▸ Exercise brief
Resume the forum thread below on bike fit and wrist comfort, picking up right after its final line.

▸ Page extract
- - - - - - -

I'm not sure if this is possible on an ebike (I have zero experience with them, as they're not legal most places near me, so I haven't looked into them much). But if it were a normal bike, its another option to consider.


----------



## eb1888 (Jan 27, 2012)

If your last bike was a Fuel Ex in Medium, a new bike with longer modern geo could be too big for you in a Large.
You can push your seat forward besides the other things.


----------



## minimusprime (May 26, 2009)

the rise comes with a 55mm stem and bars that have a small amount of rise. Get a 40mm stem and a 35-40mm rise bar. One of my personal favorites is the PNW range handlebar as it's 2014 aluminum which has nice vibration damping, 35mm rise and a bit more back sweep then is typical. As some one whom has back issues, and has sprained their hands more then a few times, it's a great bar for this bike. Fwiw, I have an XL rise and my wife has a M, I'm 6'2" she's 5'8" and neither of us are on the stock handlebar or stem.


----------



## allroads (Feb 24, 2004)

For the OP, have you considered your saddle tilt, and saddle profile for that matter, as part of the equation? The saddle angle can pitch you forward and thereby increase the forward lean and the weight on your hands. Of course, there are also other limits of comfort to consider when changing the saddle tilt.

Just a thought...


----------



## GoldenKnightMTB (11 mo ago)

I have a similar issue, my left wrist goes numb when I'm going downhill. I have tried rotating my grip angle, adjusting my dropper lever, brakes. I feel like my bars tilt down a bit. Should I rotate them forward/up a bit. 
Anyone had experience with Intense grips? which I'm using.


----------



## goofyarcher (Jul 12, 2020)

On my 2022 trek i went to 35mm 8% bars Spanks vibracore fixed it for me


----------



## elder_mtber (Jan 13, 2004)

eb1888 said:


> If your last bike was a Fuel Ex in Medium, a new bike with longer modern geo could be too big for you in a Large.

- - - - - - -

▸ Material shown

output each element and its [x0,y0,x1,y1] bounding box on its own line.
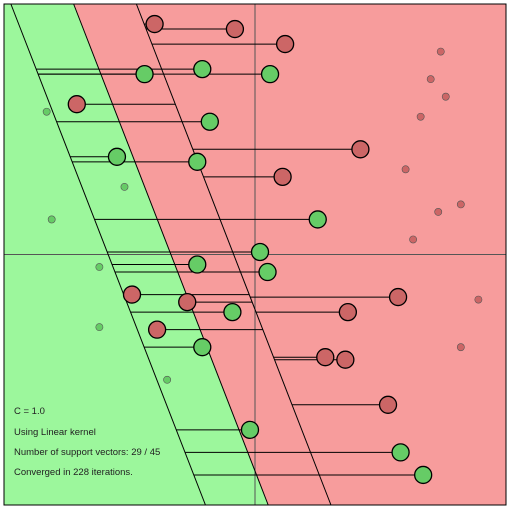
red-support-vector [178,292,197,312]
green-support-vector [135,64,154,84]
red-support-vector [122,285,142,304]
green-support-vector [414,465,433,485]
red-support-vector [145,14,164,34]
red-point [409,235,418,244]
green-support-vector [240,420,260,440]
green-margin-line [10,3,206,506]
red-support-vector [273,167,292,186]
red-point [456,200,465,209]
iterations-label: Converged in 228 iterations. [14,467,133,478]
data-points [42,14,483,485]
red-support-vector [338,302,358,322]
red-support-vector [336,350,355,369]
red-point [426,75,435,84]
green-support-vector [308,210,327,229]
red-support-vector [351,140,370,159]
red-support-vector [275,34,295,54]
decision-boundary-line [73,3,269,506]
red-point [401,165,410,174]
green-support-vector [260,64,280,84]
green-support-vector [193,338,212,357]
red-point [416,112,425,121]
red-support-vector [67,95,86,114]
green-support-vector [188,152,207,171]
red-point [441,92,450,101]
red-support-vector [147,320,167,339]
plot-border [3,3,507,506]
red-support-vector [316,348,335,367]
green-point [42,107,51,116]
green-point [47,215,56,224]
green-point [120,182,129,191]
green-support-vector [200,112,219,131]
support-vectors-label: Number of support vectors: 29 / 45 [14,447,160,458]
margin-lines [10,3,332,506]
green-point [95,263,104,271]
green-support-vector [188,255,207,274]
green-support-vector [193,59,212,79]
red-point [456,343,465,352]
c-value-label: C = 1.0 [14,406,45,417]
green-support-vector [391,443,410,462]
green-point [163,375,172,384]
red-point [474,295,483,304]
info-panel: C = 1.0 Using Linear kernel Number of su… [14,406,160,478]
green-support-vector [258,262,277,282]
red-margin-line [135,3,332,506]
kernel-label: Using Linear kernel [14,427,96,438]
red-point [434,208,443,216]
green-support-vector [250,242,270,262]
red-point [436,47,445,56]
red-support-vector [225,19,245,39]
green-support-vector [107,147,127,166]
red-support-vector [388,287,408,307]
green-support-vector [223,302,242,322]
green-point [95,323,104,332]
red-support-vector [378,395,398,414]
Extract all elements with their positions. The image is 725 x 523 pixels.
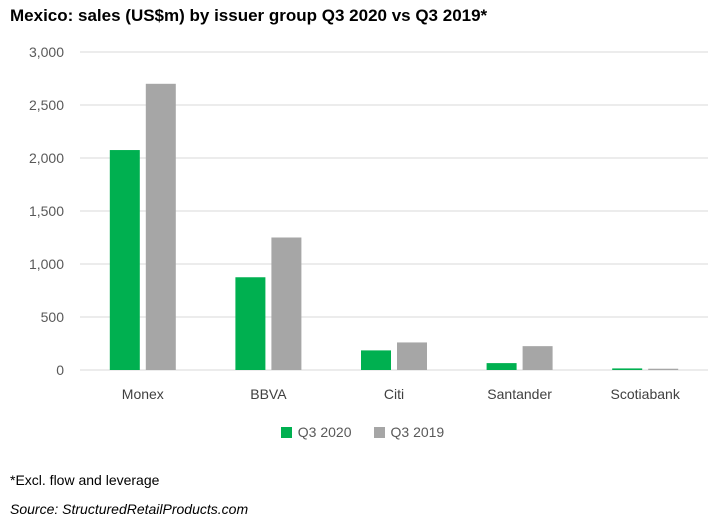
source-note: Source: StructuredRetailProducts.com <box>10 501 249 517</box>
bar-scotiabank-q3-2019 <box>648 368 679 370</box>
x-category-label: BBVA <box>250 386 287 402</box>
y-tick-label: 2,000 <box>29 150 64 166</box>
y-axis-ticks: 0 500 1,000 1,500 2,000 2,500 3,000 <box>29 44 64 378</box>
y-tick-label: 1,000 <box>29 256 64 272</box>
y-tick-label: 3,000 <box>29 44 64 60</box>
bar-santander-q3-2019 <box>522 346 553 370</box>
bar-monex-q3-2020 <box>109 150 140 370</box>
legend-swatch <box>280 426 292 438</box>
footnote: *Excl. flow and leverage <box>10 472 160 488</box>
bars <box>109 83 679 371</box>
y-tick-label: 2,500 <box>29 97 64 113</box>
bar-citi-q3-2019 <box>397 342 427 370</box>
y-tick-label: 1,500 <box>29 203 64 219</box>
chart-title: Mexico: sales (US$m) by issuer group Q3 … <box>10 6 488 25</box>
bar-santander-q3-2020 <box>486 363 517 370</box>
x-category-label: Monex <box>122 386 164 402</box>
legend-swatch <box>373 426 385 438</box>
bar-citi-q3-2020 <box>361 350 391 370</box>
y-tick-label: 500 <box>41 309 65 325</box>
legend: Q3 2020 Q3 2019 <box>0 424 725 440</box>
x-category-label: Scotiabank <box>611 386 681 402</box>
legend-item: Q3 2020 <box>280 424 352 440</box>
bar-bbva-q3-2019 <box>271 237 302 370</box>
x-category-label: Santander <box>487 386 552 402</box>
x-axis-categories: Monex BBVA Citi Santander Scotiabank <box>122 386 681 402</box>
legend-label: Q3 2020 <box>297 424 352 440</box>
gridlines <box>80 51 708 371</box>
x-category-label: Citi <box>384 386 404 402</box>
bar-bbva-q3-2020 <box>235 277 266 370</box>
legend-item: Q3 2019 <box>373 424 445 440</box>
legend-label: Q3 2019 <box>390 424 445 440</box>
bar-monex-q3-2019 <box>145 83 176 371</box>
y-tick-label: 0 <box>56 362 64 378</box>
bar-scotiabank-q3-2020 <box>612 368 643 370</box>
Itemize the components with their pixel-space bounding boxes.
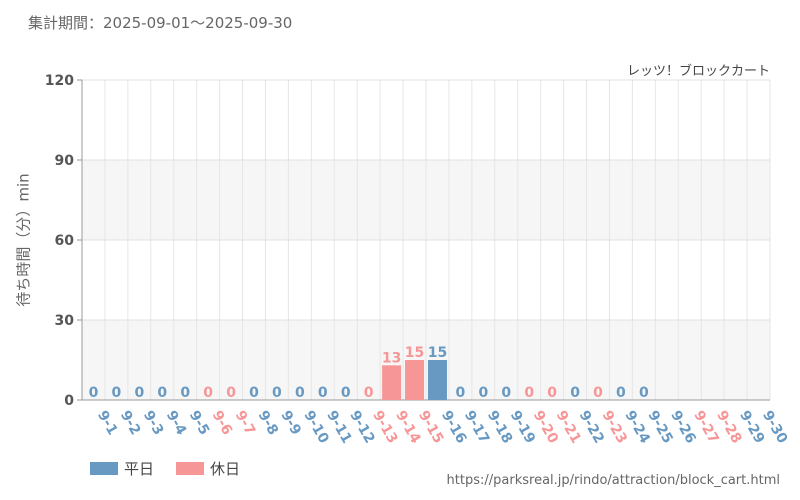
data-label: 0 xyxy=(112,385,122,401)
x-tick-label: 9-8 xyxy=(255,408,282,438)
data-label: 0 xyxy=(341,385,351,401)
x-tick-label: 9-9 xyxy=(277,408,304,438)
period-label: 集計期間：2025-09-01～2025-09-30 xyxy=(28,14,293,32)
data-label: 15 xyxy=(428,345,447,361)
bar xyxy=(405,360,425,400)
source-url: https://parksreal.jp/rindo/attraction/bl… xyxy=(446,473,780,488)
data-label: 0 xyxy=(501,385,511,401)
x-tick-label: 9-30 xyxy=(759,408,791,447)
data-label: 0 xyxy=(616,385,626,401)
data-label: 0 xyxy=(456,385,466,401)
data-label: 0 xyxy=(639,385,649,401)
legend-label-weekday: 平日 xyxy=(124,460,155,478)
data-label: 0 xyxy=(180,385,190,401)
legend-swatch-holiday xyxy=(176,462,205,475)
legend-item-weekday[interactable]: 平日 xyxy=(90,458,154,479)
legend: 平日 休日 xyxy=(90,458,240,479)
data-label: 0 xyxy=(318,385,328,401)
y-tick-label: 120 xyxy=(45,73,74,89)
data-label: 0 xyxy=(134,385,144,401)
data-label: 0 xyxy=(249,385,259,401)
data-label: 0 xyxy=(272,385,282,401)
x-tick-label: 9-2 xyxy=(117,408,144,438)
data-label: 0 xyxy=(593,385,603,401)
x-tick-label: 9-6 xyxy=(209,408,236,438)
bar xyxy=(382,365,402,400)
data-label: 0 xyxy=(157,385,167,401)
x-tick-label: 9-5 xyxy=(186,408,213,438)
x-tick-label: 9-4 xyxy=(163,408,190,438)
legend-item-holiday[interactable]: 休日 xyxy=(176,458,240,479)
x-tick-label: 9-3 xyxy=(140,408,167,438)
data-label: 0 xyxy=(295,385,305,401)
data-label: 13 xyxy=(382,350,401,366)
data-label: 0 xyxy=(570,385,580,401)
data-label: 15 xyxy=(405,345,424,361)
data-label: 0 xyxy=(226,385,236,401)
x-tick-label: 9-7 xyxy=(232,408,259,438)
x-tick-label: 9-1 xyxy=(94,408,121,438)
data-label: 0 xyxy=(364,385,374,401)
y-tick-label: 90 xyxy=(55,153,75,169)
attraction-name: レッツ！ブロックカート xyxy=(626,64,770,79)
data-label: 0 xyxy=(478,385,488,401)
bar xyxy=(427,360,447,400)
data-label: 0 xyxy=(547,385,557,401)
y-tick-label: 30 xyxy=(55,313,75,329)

- - - - - - -

▸ Result of this task
> You can push your seat forward besides the other things.


Going to try the seat forward adjustment. Thanks.


----------



## Cary (Dec 29, 2003)

elder_mtber said:


> Going to try the seat forward adjustment. Thanks.


Would help a great deal if you tell your height, if you are normally proportioned, and post a photo of the bike from the side. Right now we are shooting in the dark. More information will result in better advice.


----------



## Cary (Dec 29, 2003)

GoldenKnightMTB said:


> I have a similar issue, my left wrist goes numb when I'm going downhill. I have tried rotating my grip angle, adjusting my dropper lever, brakes. I feel like my bars tilt down a bit. Should I rotate them forward/up a bit.
> Anyone had experience with Intense grips? which I'm using.


Play with tilt, try different grips. Both are very personal and what helps one person may not help another. For me going to smaller grips helps with numbness,despite having relatively large hands. My buddy, it was larger grips.


----------



## Shark (Feb 4, 2006)

Are you sure the nose of the seat isn't slightly too low?

It doesn't take much.

Sent from my SM-G991U using Tapatalk


----------



## vikb (Sep 7, 2008)

elder_mtber said:


> On my mountain bike, I definitely feel like there is too much weight on my hands, especially when seated and maybe riding an easy, smooth trail.


Higher bars and/or a slacker seat tube will both reduce weight on the hands. A shorter stem could help depending on what you are running now.


----------



## TwoTone (Jul 5, 2011)

elder_mtber said:


> Yes, new bike. 2022 Orbea Rise M20 Large. Regular bike is 2017 Trek Fuel Ex 9.9 Medium. I have not tried to look up measurements like top tube. I could do that, though.
> 
> Thanks for input.


Good luck. I had the same problem with a new Ripley V4 I bought, ended up selling it.


----------



## grabek (Aug 4, 2006)

Had same problem. New geo bike with steep STA - too much weight on hands vs. old geo bike which feels fine. Riser bar, grips, shorter/longer stem - nothing solve my problem. 
One thing which make a difference was to move saddle back on rails. It turns out I prefer to sit more "behind" cranks.


----------



## WhiteDLite (Mar 4, 2016)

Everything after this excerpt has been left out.